Records for processing:
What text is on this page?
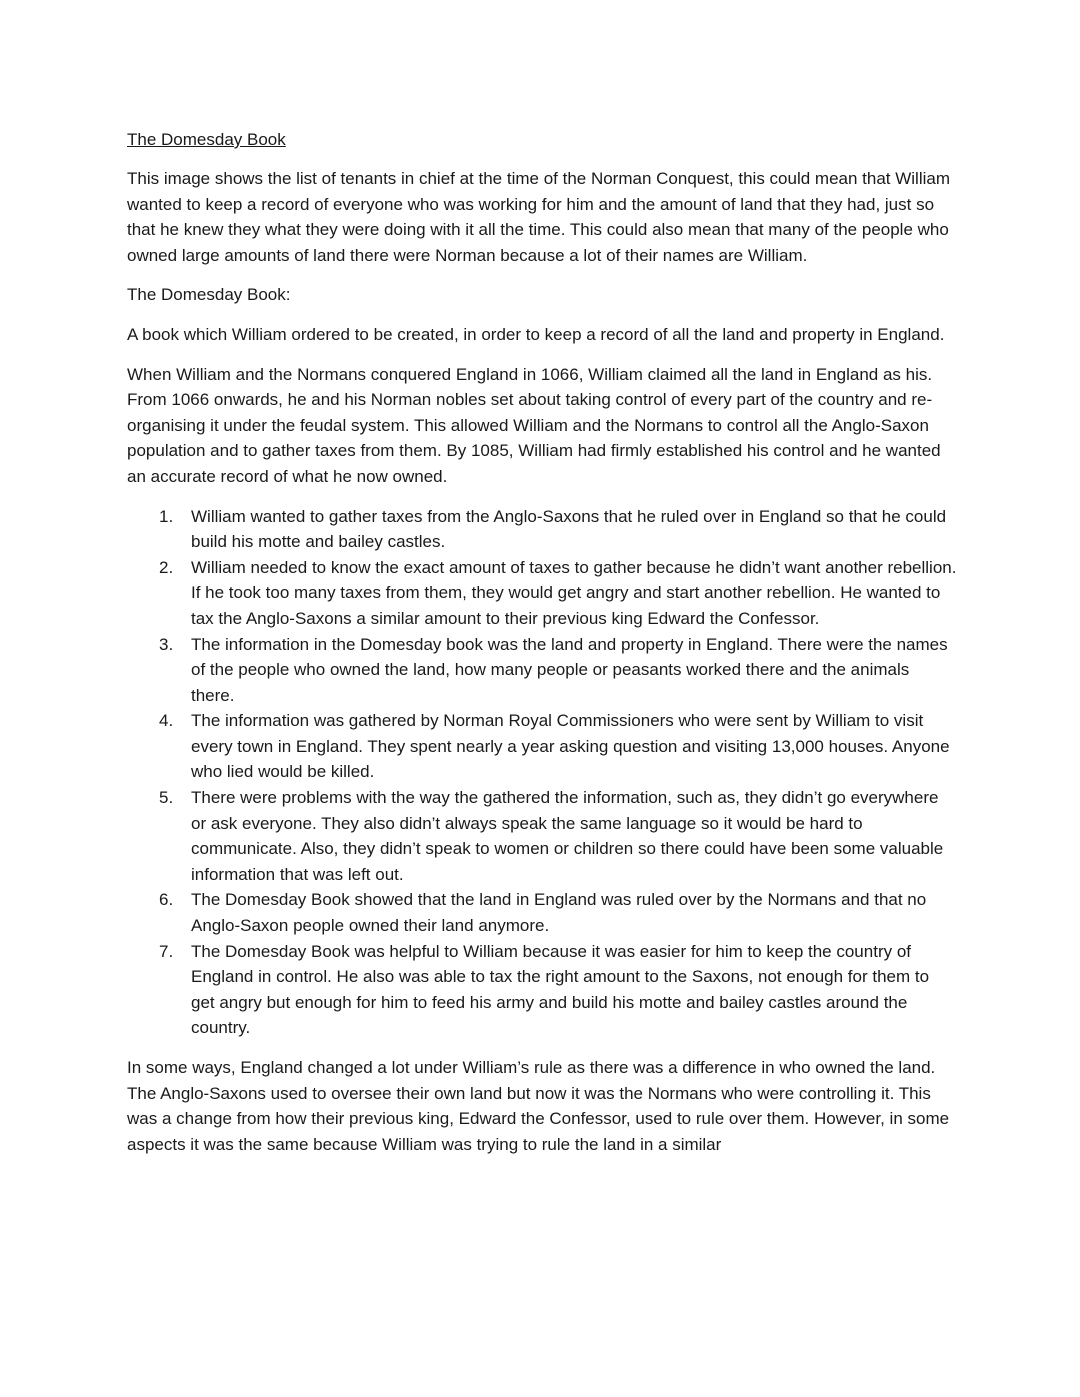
The Domesday Book

This image shows the list of tenants in chief at the time of the Norman Conquest, this could mean that William wanted to keep a record of everyone who was working for him and the amount of land that they had, just so that he knew they what they were doing with it all the time. This could also mean that many of the people who owned large amounts of land there were Norman because a lot of their names are William.

The Domesday Book:

A book which William ordered to be created, in order to keep a record of all the land and property in England.

When William and the Normans conquered England in 1066, William claimed all the land in England as his. From 1066 onwards, he and his Norman nobles set about taking control of every part of the country and re-organising it under the feudal system. This allowed William and the Normans to control all the Anglo-Saxon population and to gather taxes from them. By 1085, William had firmly established his control and he wanted an accurate record of what he now owned.

1.	William wanted to gather taxes from the Anglo-Saxons that he ruled over in England so that he could build his motte and bailey castles.
2.	William needed to know the exact amount of taxes to gather because he didn’t want another rebellion. If he took too many taxes from them, they would get angry and start another rebellion. He wanted to tax the Anglo-Saxons a similar amount to their previous king Edward the Confessor.
3.	The information in the Domesday book was the land and property in England. There were the names of the people who owned the land, how many people or peasants worked there and the animals there.
4.	The information was gathered by Norman Royal Commissioners who were sent by William to visit every town in England. They spent nearly a year asking question and visiting 13,000 houses. Anyone who lied would be killed.
5.	There were problems with the way the gathered the information, such as, they didn’t go everywhere or ask everyone. They also didn’t always speak the same language so it would be hard to communicate. Also, they didn’t speak to women or children so there could have been some valuable information that was left out.
6.	The Domesday Book showed that the land in England was ruled over by the Normans and that no Anglo-Saxon people owned their land anymore.
7.	The Domesday Book was helpful to William because it was easier for him to keep the country of England in control. He also was able to tax the right amount to the Saxons, not enough for them to get angry but enough for him to feed his army and build his motte and bailey castles around the country.

In some ways, England changed a lot under William’s rule as there was a difference in who owned the land. The Anglo-Saxons used to oversee their own land but now it was the Normans who were controlling it. This was a change from how their previous king, Edward the Confessor, used to rule over them. However, in some aspects it was the same because William was trying to rule the land in a similar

Written instruction:
Above are records to transcribe exactly; leave their pictures out.

Solution:
What text is on this page?
The Domesday Book

This image shows the list of tenants in chief at the time of the Norman Conquest, this could mean that William wanted to keep a record of everyone who was working for him and the amount of land that they had, just so that he knew they what they were doing with it all the time. This could also mean that many of the people who owned large amounts of land there were Norman because a lot of their names are William.

The Domesday Book:

A book which William ordered to be created, in order to keep a record of all the land and property in England.

When William and the Normans conquered England in 1066, William claimed all the land in England as his. From 1066 onwards, he and his Norman nobles set about taking control of every part of the country and re-organising it under the feudal system. This allowed William and the Normans to control all the Anglo-Saxon population and to gather taxes from them. By 1085, William had firmly established his control and he wanted an accurate record of what he now owned.

1.	William wanted to gather taxes from the Anglo-Saxons that he ruled over in England so that he could build his motte and bailey castles.
2.	William needed to know the exact amount of taxes to gather because he didn’t want another rebellion. If he took too many taxes from them, they would get angry and start another rebellion. He wanted to tax the Anglo-Saxons a similar amount to their previous king Edward the Confessor.
3.	The information in the Domesday book was the land and property in England. There were the names of the people who owned the land, how many people or peasants worked there and the animals there.
4.	The information was gathered by Norman Royal Commissioners who were sent by William to visit every town in England. They spent nearly a year asking question and visiting 13,000 houses. Anyone who lied would be killed.
5.	There were problems with the way the gathered the information, such as, they didn’t go everywhere or ask everyone. They also didn’t always speak the same language so it would be hard to communicate. Also, they didn’t speak to women or children so there could have been some valuable information that was left out.
6.	The Domesday Book showed that the land in England was ruled over by the Normans and that no Anglo-Saxon people owned their land anymore.
7.	The Domesday Book was helpful to William because it was easier for him to keep the country of England in control. He also was able to tax the right amount to the Saxons, not enough for them to get angry but enough for him to feed his army and build his motte and bailey castles around the country.

In some ways, England changed a lot under William’s rule as there was a difference in who owned the land. The Anglo-Saxons used to oversee their own land but now it was the Normans who were controlling it. This was a change from how their previous king, Edward the Confessor, used to rule over them. However, in some aspects it was the same because William was trying to rule the land in a similar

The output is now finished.